Spiking Neural Network Architecture Search: A Survey

This survey paper presents a comprehensive examination of Spiking Neural Network (SNN) architecture search (SNNaS) from a unique hardware/software co-design perspective. SNNs, inspired by biological neurons, have emerged as a promising approach to neuromorphic computing. They offer significant advantages in terms of power efficiency and real-time resource-constrained processing, making them ideal for edge computing and IoT applications. However, designing optimal SNN architectures poses significant challenges, due to their inherent complexity (e.g., with respect to training) and the interplay between hardware constraints and SNN models. We begin by providing an overview of SNNs, emphasizing their operational principles and key distinctions from traditional artificial neural networks (ANNs). We then provide a brief overview of the state of the art in NAS for ANNs, highlighting the challenges of directly applying these approaches to SNNs. We then survey the state of the art in SNN-specific NAS approaches. Finally, we conclude with insights into future research directions for SNN research, emphasizing the potential of hardware/software co-design in unlocking the full capabilities of SNNs. This survey aims to serve as a valuable resource for researchers and practitioners in the field, offering a holistic view of SNNaS and underscoring the importance of a co-design approach to harness the true potential of neuromorphic computing.

💡 Research Summary

This survey provides a comprehensive overview of Spiking Neural Network architecture search (SNNaS) with a strong emphasis on hardware‑software co‑design. It begins by outlining the fundamental differences between spiking neural networks and conventional artificial neural networks, highlighting the event‑driven, temporally sparse nature of spikes, the variety of neuron models (Leaky‑Integrate‑and‑Fire, Hodgkin‑Huxley, Izhikevich), and the multiple encoding schemes (rate‑based, time‑to‑first‑spike, phase, burst, spatio‑temporal). These choices directly affect both algorithmic performance and hardware implementation cost, making the definition of the search space far more complex than in ANN‑NAS.

The paper then reviews the four principal training paradigms for SNNs—surrogate‑gradient back‑propagation, ANN‑to‑SNN conversion, spike‑timing‑dependent plasticity (STDP), and evolutionary optimization (EO). Each method solves the non‑differentiability problem in a different way, but also introduces distinct constraints on architecture design, energy consumption, and latency, especially when the target platform is a neuromorphic chip with limited weight resolution and synaptic connectivity.

SNNaS is framed as a three‑stage pipeline: (1) search‑space definition, (2) search strategy, and (3) performance evaluation. In the search‑space stage, recent works move beyond naïvely replacing ReLU with LIF neurons and instead employ cell‑based directed acyclic graphs, hierarchical motifs, and biologically inspired motifs that capture temporal dynamics. The survey catalogs the main search strategies—evolutionary algorithms, reinforcement learning, gradient‑based methods, and Bayesian optimization—pointing out that multi‑objective optimization (accuracy, energy, latency, memory footprint, spike sparsity) is intrinsic to SNN design.

[Stored data entries]
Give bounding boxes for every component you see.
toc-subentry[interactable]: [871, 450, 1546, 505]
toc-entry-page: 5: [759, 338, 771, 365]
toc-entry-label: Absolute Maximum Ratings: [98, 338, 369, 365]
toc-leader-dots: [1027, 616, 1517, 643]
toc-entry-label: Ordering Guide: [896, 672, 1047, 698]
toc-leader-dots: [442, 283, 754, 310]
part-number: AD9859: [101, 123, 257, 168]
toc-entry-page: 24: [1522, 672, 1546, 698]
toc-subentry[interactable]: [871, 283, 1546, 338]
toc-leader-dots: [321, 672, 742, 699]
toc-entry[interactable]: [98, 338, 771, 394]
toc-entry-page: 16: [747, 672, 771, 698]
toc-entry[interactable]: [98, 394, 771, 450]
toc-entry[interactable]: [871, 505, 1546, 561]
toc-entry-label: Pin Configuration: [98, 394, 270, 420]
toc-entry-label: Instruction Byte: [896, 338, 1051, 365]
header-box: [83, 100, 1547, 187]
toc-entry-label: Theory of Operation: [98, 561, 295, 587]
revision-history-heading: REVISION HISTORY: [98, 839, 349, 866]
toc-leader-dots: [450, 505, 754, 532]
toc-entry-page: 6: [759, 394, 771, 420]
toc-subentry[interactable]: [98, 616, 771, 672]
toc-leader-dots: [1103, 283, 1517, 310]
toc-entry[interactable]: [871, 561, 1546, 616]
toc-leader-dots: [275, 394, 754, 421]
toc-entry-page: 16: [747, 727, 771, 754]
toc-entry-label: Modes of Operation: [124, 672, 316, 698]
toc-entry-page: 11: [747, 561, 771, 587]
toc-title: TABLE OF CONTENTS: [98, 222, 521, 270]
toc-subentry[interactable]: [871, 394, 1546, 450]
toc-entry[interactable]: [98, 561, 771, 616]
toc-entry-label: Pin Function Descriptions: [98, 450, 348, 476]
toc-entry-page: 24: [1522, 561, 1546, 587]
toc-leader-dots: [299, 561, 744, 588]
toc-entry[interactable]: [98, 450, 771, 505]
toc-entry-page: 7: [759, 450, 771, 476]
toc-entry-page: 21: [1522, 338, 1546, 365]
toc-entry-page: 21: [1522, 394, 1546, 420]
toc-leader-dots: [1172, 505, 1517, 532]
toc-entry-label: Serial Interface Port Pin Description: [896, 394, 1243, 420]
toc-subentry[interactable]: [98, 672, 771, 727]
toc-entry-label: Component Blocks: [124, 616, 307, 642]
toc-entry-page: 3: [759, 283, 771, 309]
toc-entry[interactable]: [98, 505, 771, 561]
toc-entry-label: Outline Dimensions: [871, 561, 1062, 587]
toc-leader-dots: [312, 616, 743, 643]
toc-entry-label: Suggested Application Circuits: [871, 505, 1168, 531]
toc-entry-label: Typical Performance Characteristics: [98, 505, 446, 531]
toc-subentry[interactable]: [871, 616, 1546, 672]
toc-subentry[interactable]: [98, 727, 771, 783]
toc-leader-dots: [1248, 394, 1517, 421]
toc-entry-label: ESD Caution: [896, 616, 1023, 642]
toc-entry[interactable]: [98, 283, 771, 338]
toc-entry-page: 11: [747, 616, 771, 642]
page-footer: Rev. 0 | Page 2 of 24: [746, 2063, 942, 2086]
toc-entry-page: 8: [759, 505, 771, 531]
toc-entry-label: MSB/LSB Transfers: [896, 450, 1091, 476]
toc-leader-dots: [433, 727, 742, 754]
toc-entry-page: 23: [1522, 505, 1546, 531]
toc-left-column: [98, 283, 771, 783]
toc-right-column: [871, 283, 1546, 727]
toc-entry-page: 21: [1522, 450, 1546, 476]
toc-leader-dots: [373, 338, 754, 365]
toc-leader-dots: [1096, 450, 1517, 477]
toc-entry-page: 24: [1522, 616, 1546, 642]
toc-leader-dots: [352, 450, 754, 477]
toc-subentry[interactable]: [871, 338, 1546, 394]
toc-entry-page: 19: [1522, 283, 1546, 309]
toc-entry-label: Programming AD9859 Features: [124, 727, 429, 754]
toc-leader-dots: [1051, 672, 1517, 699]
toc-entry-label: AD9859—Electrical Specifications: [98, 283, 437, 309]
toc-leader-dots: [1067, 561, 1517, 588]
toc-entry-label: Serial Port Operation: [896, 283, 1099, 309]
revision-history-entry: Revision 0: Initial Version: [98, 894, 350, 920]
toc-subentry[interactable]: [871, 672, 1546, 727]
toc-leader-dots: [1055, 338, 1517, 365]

- _Questions to answer_
1. In the SNNaS survey text above:
(a) Which three neuron models does it name?
(b) What are the three stages of the pipeline that frames SNNaS?
(c) For which applications are SNNs described as ideal?
2. Duplicate the SNNaS survey text above, starting at "SNNaS is framed" and ending at "to SNN design.".
3. Which spike encoding schemes does the SNNaS survey text above list?

- _Replies_
1.
(a) Leaky-Integrate-and-Fire, Hodgkin-Huxley, and Izhikevich.
(b) Search-space definition, search strategy, and performance evaluation.
(c) Edge computing and IoT applications.

2.
SNNaS is framed as a three‑stage pipeline: (1) search‑space definition, (2) search strategy, and (3) performance evaluation. In the search‑space stage, recent works move beyond naïvely replacing ReLU with LIF neurons and instead employ cell‑based directed acyclic graphs, hierarchical motifs, and biologically inspired motifs that capture temporal dynamics. The survey catalogs the main search strategies—evolutionary algorithms, reinforcement learning, gradient‑based methods, and Bayesian optimization—pointing out that multi‑objective optimization (accuracy, energy, latency, memory footprint, spike sparsity) is intrinsic to SNN design.

3.
- rate-based
- time-to-first-spike
- phase
- burst
- spatio-temporal